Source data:
Segment Open

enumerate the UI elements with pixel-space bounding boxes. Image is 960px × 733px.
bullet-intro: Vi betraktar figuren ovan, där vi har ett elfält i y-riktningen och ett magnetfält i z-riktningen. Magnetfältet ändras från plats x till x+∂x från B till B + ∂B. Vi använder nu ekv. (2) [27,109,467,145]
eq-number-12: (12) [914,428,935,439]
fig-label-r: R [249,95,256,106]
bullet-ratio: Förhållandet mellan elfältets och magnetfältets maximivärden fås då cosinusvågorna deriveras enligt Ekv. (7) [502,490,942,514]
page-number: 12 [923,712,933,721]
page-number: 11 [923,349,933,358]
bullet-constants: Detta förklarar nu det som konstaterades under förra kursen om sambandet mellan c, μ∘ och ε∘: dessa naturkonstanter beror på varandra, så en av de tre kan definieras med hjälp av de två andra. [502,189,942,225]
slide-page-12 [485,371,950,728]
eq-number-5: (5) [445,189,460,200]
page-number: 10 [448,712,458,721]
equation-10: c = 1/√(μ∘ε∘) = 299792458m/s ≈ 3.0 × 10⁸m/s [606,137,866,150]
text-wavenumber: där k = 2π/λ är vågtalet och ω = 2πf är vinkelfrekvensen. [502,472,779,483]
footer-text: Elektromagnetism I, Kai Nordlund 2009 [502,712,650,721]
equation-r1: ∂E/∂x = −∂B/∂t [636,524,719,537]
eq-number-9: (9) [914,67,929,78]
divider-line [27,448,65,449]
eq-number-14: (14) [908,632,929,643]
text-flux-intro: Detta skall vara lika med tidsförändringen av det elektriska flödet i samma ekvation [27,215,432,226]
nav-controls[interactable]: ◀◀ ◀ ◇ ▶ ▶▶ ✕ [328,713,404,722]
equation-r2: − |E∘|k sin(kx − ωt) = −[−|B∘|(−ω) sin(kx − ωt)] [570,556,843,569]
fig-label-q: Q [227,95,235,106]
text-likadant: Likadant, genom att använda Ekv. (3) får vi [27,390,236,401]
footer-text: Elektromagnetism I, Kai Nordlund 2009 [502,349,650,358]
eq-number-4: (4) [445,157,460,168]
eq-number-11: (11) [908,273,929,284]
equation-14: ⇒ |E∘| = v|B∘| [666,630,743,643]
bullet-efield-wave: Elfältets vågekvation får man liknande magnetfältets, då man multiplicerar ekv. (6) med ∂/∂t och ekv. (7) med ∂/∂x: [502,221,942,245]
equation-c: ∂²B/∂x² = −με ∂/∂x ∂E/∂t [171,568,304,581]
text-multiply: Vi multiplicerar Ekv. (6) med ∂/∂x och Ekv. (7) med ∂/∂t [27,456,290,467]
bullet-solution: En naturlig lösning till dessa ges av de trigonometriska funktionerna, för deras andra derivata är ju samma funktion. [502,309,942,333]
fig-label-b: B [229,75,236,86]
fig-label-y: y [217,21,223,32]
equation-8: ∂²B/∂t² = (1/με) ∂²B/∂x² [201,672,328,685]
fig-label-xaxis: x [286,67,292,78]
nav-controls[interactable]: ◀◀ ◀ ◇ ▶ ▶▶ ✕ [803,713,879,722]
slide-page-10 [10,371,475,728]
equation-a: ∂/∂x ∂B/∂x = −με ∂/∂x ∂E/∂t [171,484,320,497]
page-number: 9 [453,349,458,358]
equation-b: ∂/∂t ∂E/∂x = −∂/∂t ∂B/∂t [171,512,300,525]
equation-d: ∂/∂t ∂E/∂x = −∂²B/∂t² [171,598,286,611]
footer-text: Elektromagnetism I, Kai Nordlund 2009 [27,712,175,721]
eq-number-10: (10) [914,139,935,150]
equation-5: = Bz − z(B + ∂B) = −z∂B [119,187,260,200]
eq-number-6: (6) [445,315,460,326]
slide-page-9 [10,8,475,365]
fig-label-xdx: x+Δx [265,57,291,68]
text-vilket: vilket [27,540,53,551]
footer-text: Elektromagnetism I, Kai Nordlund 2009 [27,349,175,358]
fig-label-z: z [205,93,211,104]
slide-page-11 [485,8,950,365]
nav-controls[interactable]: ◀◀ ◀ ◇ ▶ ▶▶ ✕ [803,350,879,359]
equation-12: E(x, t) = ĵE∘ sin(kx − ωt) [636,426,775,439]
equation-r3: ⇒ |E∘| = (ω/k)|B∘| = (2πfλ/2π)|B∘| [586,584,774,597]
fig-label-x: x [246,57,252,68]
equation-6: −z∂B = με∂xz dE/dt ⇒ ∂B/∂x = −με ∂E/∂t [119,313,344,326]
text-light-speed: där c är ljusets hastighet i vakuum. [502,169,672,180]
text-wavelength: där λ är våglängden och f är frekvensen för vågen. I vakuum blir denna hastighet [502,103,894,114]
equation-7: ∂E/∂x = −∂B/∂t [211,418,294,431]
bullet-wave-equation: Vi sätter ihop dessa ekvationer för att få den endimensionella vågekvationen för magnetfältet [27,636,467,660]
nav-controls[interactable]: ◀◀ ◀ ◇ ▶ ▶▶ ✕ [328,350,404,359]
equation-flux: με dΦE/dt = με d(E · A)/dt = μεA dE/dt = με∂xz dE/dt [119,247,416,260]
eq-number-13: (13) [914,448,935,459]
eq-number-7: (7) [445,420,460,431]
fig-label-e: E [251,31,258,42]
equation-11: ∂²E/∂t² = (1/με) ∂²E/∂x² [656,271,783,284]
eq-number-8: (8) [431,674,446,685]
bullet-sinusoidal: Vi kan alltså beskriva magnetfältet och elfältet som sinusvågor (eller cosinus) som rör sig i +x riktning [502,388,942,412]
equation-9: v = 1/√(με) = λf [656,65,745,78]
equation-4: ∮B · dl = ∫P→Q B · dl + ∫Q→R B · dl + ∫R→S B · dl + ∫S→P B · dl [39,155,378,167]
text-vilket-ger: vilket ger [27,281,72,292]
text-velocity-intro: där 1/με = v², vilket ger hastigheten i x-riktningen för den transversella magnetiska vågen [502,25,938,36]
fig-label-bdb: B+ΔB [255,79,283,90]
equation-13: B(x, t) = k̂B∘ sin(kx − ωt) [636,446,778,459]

Segment Closed

▶ _TASK REQUIREMENTS_
Every record above needs to be given again exactly.

▶ _RESPONSE FOR THIS EXERCISE_
enumerate the UI elements with pixel-space bounding boxes. Image is 960px × 733px.
bullet-intro: Vi betraktar figuren ovan, där vi har ett elfält i y-riktningen och ett magnetfält i z-riktningen. Magnetfältet ändras från plats x till x+∂x från B till B + ∂B. Vi använder nu ekv. (2) [27,109,467,145]
eq-number-12: (12) [914,428,935,439]
fig-label-r: R [249,95,256,106]
bullet-ratio: Förhållandet mellan elfältets och magnetfältets maximivärden fås då cosinusvågorna deriveras enligt Ekv. (7) [502,490,942,514]
page-number: 12 [923,712,933,721]
page-number: 11 [923,349,933,358]
bullet-constants: Detta förklarar nu det som konstaterades under förra kursen om sambandet mellan c, μ∘ och ε∘: dessa naturkonstanter beror på varandra, så en av de tre kan definieras med hjälp av de två andra. [502,189,942,225]
slide-page-12 [485,371,950,728]
eq-number-5: (5) [445,189,460,200]
page-number: 10 [448,712,458,721]
equation-10: c = 1/√(μ∘ε∘) = 299792458m/s ≈ 3.0 × 10⁸m/s [606,137,866,150]
text-wavenumber: där k = 2π/λ är vågtalet och ω = 2πf är vinkelfrekvensen. [502,472,779,483]
footer-text: Elektromagnetism I, Kai Nordlund 2009 [502,712,650,721]
equation-r1: ∂E/∂x = −∂B/∂t [636,524,719,537]
eq-number-9: (9) [914,67,929,78]
divider-line [27,448,65,449]
eq-number-14: (14) [908,632,929,643]
text-flux-intro: Detta skall vara lika med tidsförändringen av det elektriska flödet i samma ekvation [27,215,432,226]
nav-controls[interactable]: ◀◀ ◀ ◇ ▶ ▶▶ ✕ [328,713,404,722]
equation-r2: − |E∘|k sin(kx − ωt) = −[−|B∘|(−ω) sin(kx − ωt)] [570,556,843,569]
fig-label-q: Q [227,95,235,106]
text-likadant: Likadant, genom att använda Ekv. (3) får vi [27,390,236,401]
footer-text: Elektromagnetism I, Kai Nordlund 2009 [502,349,650,358]
eq-number-4: (4) [445,157,460,168]
eq-number-11: (11) [908,273,929,284]
equation-14: ⇒ |E∘| = v|B∘| [666,630,743,643]
bullet-efield-wave: Elfältets vågekvation får man liknande magnetfältets, då man multiplicerar ekv. (6) med ∂/∂t och ekv. (7) med ∂/∂x: [502,221,942,245]
equation-c: ∂²B/∂x² = −με ∂/∂x ∂E/∂t [171,568,304,581]
text-multiply: Vi multiplicerar Ekv. (6) med ∂/∂x och Ekv. (7) med ∂/∂t [27,456,290,467]
bullet-solution: En naturlig lösning till dessa ges av de trigonometriska funktionerna, för deras andra derivata är ju samma funktion. [502,309,942,333]
fig-label-b: B [229,75,236,86]
fig-label-y: y [217,21,223,32]
equation-8: ∂²B/∂t² = (1/με) ∂²B/∂x² [201,672,328,685]
fig-label-xaxis: x [286,67,292,78]
nav-controls[interactable]: ◀◀ ◀ ◇ ▶ ▶▶ ✕ [803,713,879,722]
slide-page-10 [10,371,475,728]
equation-a: ∂/∂x ∂B/∂x = −με ∂/∂x ∂E/∂t [171,484,320,497]
page-number: 9 [453,349,458,358]
equation-b: ∂/∂t ∂E/∂x = −∂/∂t ∂B/∂t [171,512,300,525]
equation-d: ∂/∂t ∂E/∂x = −∂²B/∂t² [171,598,286,611]
footer-text: Elektromagnetism I, Kai Nordlund 2009 [27,712,175,721]
eq-number-10: (10) [914,139,935,150]
equation-5: = Bz − z(B + ∂B) = −z∂B [119,187,260,200]
eq-number-6: (6) [445,315,460,326]
slide-page-9 [10,8,475,365]
fig-label-xdx: x+Δx [265,57,291,68]
text-vilket: vilket [27,540,53,551]
footer-text: Elektromagnetism I, Kai Nordlund 2009 [27,349,175,358]
fig-label-z: z [205,93,211,104]
slide-page-11 [485,8,950,365]
nav-controls[interactable]: ◀◀ ◀ ◇ ▶ ▶▶ ✕ [803,350,879,359]
equation-12: E(x, t) = ĵE∘ sin(kx − ωt) [636,426,775,439]
equation-r3: ⇒ |E∘| = (ω/k)|B∘| = (2πfλ/2π)|B∘| [586,584,774,597]
fig-label-x: x [246,57,252,68]
equation-6: −z∂B = με∂xz dE/dt ⇒ ∂B/∂x = −με ∂E/∂t [119,313,344,326]
text-light-speed: där c är ljusets hastighet i vakuum. [502,169,672,180]
text-wavelength: där λ är våglängden och f är frekvensen för vågen. I vakuum blir denna hastighet [502,103,894,114]
equation-7: ∂E/∂x = −∂B/∂t [211,418,294,431]
bullet-wave-equation: Vi sätter ihop dessa ekvationer för att få den endimensionella vågekvationen för magnetfältet [27,636,467,660]
nav-controls[interactable]: ◀◀ ◀ ◇ ▶ ▶▶ ✕ [328,350,404,359]
equation-flux: με dΦE/dt = με d(E · A)/dt = μεA dE/dt = με∂xz dE/dt [119,247,416,260]
eq-number-13: (13) [914,448,935,459]
eq-number-7: (7) [445,420,460,431]
fig-label-e: E [251,31,258,42]
equation-11: ∂²E/∂t² = (1/με) ∂²E/∂x² [656,271,783,284]
eq-number-8: (8) [431,674,446,685]
bullet-sinusoidal: Vi kan alltså beskriva magnetfältet och elfältet som sinusvågor (eller cosinus) som rör sig i +x riktning [502,388,942,412]
equation-9: v = 1/√(με) = λf [656,65,745,78]
equation-4: ∮B · dl = ∫P→Q B · dl + ∫Q→R B · dl + ∫R→S B · dl + ∫S→P B · dl [39,155,378,167]
text-vilket-ger: vilket ger [27,281,72,292]
text-velocity-intro: där 1/με = v², vilket ger hastigheten i x-riktningen för den transversella magnetiska vågen [502,25,938,36]
fig-label-bdb: B+ΔB [255,79,283,90]
equation-13: B(x, t) = k̂B∘ sin(kx − ωt) [636,446,778,459]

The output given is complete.